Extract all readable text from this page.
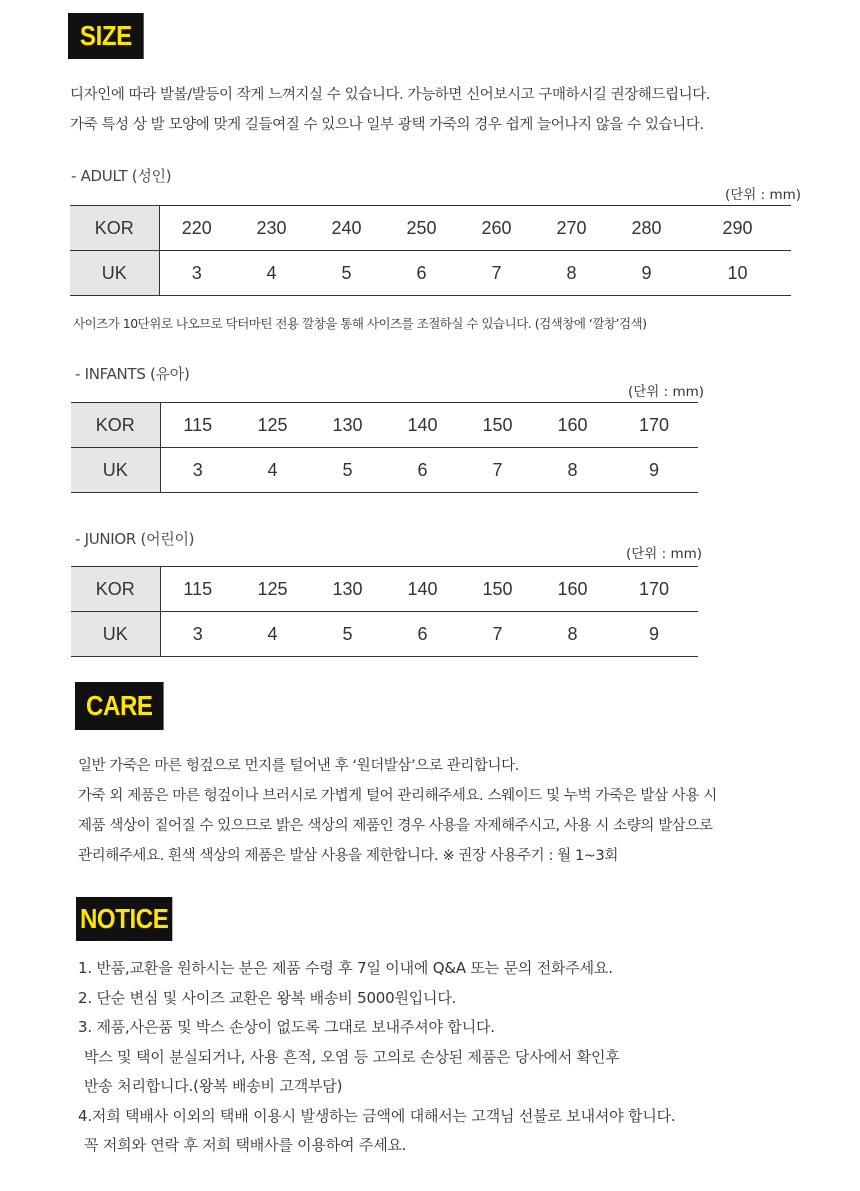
SIZE
디자인에 따라 발볼/발등이 작게 느껴지실 수 있습니다. 가능하면 신어보시고 구매하시길 권장해드립니다.
가죽 특성 상 발 모양에 맞게 길들여질 수 있으나 일부 광택 가죽의 경우 쉽게 늘어나지 않을 수 있습니다.
- ADULT (성인)
(단위 : mm)
KOR	220	230	240	250	260	270	280	290
UK	3	4	5	6	7	8	9	10
사이즈가 10단위로 나오므로 닥터마틴 전용 깔창을 통해 사이즈를 조절하실 수 있습니다. (검색창에 ‘깔창’검색)
- INFANTS (유아)
(단위 : mm)
KOR	115	125	130	140	150	160	170
UK	3	4	5	6	7	8	9
- JUNIOR (어린이)
(단위 : mm)
KOR	115	125	130	140	150	160	170
UK	3	4	5	6	7	8	9
CARE
일반 가죽은 마른 헝겊으로 먼지를 털어낸 후 ‘원더발삼’으로 관리합니다.
가죽 외 제품은 마른 헝겊이나 브러시로 가볍게 털어 관리해주세요. 스웨이드 및 누벅 가죽은 발삼 사용 시
제품 색상이 짙어질 수 있으므로 밝은 색상의 제품인 경우 사용을 자제해주시고, 사용 시 소량의 발삼으로
관리해주세요. 흰색 색상의 제품은 발삼 사용을 제한합니다. ※ 권장 사용주기 : 월 1~3회
NOTICE
1. 반품,교환을 원하시는 분은 제품 수령 후 7일 이내에 Q&A 또는 문의 전화주세요.
2. 단순 변심 및 사이즈 교환은 왕복 배송비 5000원입니다.
3. 제품,사은품 및 박스 손상이 없도록 그대로 보내주셔야 합니다.
박스 및 택이 분실되거나, 사용 흔적, 오염 등 고의로 손상된 제품은 당사에서 확인후
반송 처리합니다.(왕복 배송비 고객부담)
4.저희 택배사 이외의 택배 이용시 발생하는 금액에 대해서는 고객님 선불로 보내셔야 합니다.
꼭 저희와 연락 후 저희 택배사를 이용하여 주세요.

|---|

● **Short task**: Every record above should be written out again exactly; the pictures stay out of the copy.

● **Answer to this exercise**:
Extract all readable text from this page.
SIZE
디자인에 따라 발볼/발등이 작게 느껴지실 수 있습니다. 가능하면 신어보시고 구매하시길 권장해드립니다.
가죽 특성 상 발 모양에 맞게 길들여질 수 있으나 일부 광택 가죽의 경우 쉽게 늘어나지 않을 수 있습니다.
- ADULT (성인)
(단위 : mm)
KOR	220	230	240	250	260	270	280	290
UK	3	4	5	6	7	8	9	10
사이즈가 10단위로 나오므로 닥터마틴 전용 깔창을 통해 사이즈를 조절하실 수 있습니다. (검색창에 ‘깔창’검색)
- INFANTS (유아)
(단위 : mm)
KOR	115	125	130	140	150	160	170
UK	3	4	5	6	7	8	9
- JUNIOR (어린이)
(단위 : mm)
KOR	115	125	130	140	150	160	170
UK	3	4	5	6	7	8	9
CARE
일반 가죽은 마른 헝겊으로 먼지를 털어낸 후 ‘원더발삼’으로 관리합니다.
가죽 외 제품은 마른 헝겊이나 브러시로 가볍게 털어 관리해주세요. 스웨이드 및 누벅 가죽은 발삼 사용 시
제품 색상이 짙어질 수 있으므로 밝은 색상의 제품인 경우 사용을 자제해주시고, 사용 시 소량의 발삼으로
관리해주세요. 흰색 색상의 제품은 발삼 사용을 제한합니다. ※ 권장 사용주기 : 월 1~3회
NOTICE
1. 반품,교환을 원하시는 분은 제품 수령 후 7일 이내에 Q&A 또는 문의 전화주세요.
2. 단순 변심 및 사이즈 교환은 왕복 배송비 5000원입니다.
3. 제품,사은품 및 박스 손상이 없도록 그대로 보내주셔야 합니다.
박스 및 택이 분실되거나, 사용 흔적, 오염 등 고의로 손상된 제품은 당사에서 확인후
반송 처리합니다.(왕복 배송비 고객부담)
4.저희 택배사 이외의 택배 이용시 발생하는 금액에 대해서는 고객님 선불로 보내셔야 합니다.
꼭 저희와 연락 후 저희 택배사를 이용하여 주세요.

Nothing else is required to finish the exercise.